====== GIVEN DATA
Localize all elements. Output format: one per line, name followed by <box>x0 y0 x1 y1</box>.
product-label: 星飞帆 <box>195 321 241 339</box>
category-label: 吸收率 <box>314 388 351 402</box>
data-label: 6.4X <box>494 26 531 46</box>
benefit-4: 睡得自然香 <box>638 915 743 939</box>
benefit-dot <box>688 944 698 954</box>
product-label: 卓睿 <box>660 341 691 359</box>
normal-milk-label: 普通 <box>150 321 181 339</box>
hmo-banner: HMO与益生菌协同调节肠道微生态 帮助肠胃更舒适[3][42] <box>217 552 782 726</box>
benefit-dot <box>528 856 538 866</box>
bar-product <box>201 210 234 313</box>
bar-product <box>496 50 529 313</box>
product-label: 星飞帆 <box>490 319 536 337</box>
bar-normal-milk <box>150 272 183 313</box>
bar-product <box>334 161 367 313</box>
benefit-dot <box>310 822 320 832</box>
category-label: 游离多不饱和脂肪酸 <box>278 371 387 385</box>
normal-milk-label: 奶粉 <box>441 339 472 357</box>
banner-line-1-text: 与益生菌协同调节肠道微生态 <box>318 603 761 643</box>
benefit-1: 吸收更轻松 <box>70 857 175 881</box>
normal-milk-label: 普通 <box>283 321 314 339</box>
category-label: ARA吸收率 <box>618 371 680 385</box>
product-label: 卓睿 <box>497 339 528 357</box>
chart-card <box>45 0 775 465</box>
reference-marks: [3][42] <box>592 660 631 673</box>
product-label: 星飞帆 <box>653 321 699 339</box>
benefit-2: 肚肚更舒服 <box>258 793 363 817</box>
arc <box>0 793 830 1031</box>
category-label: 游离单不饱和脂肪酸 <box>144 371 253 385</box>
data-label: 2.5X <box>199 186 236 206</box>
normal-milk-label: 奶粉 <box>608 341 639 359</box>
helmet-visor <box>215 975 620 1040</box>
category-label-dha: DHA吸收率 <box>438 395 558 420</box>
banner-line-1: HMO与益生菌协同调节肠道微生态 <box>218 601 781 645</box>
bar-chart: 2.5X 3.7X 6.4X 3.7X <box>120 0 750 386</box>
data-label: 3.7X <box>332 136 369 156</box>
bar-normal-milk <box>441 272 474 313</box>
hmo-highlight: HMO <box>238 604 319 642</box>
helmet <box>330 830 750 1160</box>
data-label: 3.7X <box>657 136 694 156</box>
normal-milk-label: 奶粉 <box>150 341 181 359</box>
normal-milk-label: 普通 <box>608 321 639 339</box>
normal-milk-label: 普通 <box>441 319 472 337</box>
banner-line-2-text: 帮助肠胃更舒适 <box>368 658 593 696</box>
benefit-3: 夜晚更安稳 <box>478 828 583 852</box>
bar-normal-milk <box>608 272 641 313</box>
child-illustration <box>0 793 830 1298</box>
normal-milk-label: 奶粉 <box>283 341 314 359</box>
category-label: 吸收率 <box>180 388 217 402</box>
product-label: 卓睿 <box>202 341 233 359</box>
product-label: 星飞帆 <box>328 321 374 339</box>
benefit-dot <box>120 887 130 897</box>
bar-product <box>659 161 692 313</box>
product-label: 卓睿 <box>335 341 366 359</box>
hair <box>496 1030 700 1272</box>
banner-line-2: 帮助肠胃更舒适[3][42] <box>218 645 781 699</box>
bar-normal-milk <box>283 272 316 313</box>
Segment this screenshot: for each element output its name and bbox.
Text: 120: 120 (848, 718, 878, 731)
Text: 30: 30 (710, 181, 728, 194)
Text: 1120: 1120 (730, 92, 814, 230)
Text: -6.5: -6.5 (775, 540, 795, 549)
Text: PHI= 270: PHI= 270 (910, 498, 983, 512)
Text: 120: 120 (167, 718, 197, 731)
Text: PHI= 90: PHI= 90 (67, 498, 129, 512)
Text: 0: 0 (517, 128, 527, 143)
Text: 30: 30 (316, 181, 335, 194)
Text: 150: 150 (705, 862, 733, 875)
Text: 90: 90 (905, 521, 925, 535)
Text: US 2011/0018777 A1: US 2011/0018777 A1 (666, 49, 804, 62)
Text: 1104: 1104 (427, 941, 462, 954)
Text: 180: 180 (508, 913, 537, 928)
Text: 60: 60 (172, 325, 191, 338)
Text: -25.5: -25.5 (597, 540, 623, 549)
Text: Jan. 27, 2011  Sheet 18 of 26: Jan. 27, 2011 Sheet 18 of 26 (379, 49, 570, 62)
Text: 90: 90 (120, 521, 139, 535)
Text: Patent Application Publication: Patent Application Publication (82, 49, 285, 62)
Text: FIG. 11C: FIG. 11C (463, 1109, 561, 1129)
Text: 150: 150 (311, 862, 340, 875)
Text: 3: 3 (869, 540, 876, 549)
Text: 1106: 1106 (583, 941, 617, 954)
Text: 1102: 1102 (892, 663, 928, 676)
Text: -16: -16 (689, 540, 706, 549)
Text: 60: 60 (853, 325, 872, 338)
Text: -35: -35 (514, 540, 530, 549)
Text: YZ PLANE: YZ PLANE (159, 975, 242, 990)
============
--- WORK TO COMPLETE ---
Copy the entries above word for word, from the first line through the line that contains "bar-chart: 2.5X 3.7X", and include both of those lines.

--- RESULT OF THIS TASK ---
Localize all elements. Output format: one per line, name followed by <box>x0 y0 x1 y1</box>.
product-label: 星飞帆 <box>195 321 241 339</box>
category-label: 吸收率 <box>314 388 351 402</box>
data-label: 6.4X <box>494 26 531 46</box>
benefit-4: 睡得自然香 <box>638 915 743 939</box>
benefit-dot <box>688 944 698 954</box>
product-label: 卓睿 <box>660 341 691 359</box>
normal-milk-label: 普通 <box>150 321 181 339</box>
hmo-banner: HMO与益生菌协同调节肠道微生态 帮助肠胃更舒适[3][42] <box>217 552 782 726</box>
benefit-dot <box>528 856 538 866</box>
bar-product <box>201 210 234 313</box>
bar-product <box>496 50 529 313</box>
product-label: 星飞帆 <box>490 319 536 337</box>
bar-normal-milk <box>150 272 183 313</box>
bar-product <box>334 161 367 313</box>
benefit-dot <box>310 822 320 832</box>
category-label: 游离多不饱和脂肪酸 <box>278 371 387 385</box>
normal-milk-label: 奶粉 <box>441 339 472 357</box>
banner-line-1-text: 与益生菌协同调节肠道微生态 <box>318 603 761 643</box>
benefit-1: 吸收更轻松 <box>70 857 175 881</box>
normal-milk-label: 普通 <box>283 321 314 339</box>
category-label: ARA吸收率 <box>618 371 680 385</box>
product-label: 卓睿 <box>497 339 528 357</box>
chart-card <box>45 0 775 465</box>
reference-marks: [3][42] <box>592 660 631 673</box>
product-label: 星飞帆 <box>653 321 699 339</box>
benefit-2: 肚肚更舒服 <box>258 793 363 817</box>
arc <box>0 793 830 1031</box>
category-label: 游离单不饱和脂肪酸 <box>144 371 253 385</box>
data-label: 2.5X <box>199 186 236 206</box>
normal-milk-label: 奶粉 <box>608 341 639 359</box>
helmet-visor <box>215 975 620 1040</box>
category-label-dha: DHA吸收率 <box>438 395 558 420</box>
banner-line-1: HMO与益生菌协同调节肠道微生态 <box>218 601 781 645</box>
bar-chart: 2.5X 3.7X 6.4X 3.7X <box>120 0 750 386</box>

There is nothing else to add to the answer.